TASK REQUIREMENTS:
List every line in this data where the string "cyber" occurs.

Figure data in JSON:
——————
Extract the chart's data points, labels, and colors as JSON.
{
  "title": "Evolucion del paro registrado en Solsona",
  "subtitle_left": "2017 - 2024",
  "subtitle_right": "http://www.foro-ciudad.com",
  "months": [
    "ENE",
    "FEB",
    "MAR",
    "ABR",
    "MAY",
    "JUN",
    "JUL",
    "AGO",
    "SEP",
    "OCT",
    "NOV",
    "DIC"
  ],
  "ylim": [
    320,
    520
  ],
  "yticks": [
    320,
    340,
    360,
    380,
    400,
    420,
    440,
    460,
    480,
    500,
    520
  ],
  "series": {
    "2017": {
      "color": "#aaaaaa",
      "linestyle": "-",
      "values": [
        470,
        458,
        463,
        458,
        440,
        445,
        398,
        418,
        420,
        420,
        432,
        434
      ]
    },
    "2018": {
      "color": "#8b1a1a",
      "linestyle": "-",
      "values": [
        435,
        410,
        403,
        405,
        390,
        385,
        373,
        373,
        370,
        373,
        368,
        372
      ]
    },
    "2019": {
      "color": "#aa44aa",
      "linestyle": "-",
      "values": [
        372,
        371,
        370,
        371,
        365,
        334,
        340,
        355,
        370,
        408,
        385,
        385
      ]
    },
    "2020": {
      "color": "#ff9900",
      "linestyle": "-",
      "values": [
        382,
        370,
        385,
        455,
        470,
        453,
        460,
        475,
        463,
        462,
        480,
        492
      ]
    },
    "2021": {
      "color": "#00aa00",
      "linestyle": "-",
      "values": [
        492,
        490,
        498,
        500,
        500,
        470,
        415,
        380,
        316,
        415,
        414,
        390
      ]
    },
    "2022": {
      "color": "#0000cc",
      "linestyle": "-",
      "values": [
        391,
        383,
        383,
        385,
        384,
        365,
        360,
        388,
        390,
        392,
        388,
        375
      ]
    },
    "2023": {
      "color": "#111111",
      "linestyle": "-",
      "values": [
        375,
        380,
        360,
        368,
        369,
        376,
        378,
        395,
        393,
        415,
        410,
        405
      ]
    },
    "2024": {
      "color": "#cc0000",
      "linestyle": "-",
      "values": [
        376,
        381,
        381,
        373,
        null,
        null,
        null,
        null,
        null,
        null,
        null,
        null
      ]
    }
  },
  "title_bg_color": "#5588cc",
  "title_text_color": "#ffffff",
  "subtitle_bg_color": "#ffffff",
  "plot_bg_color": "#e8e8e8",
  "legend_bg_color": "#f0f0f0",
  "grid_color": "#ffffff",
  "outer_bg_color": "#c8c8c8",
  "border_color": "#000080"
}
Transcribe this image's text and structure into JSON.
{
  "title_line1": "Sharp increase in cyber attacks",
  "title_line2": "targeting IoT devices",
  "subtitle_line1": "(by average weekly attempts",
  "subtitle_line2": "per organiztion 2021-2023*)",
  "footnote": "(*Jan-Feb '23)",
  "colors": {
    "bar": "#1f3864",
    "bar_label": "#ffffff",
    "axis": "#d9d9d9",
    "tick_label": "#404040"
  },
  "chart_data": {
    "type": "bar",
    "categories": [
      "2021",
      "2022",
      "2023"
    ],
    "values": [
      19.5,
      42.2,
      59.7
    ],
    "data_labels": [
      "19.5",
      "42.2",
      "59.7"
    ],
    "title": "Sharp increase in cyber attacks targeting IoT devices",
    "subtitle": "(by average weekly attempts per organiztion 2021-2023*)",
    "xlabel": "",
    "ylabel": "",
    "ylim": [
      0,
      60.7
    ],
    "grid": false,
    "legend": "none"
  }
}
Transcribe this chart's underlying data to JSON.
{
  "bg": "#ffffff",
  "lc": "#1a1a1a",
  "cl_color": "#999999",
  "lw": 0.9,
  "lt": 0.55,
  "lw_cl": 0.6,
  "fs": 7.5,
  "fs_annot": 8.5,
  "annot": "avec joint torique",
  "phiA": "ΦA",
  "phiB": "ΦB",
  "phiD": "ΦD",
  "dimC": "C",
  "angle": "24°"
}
——————
TASK RESPONSE:
  "title_line1": "Sharp increase in cyber attacks",
    "title": "Sharp increase in cyber attacks targeting IoT devices",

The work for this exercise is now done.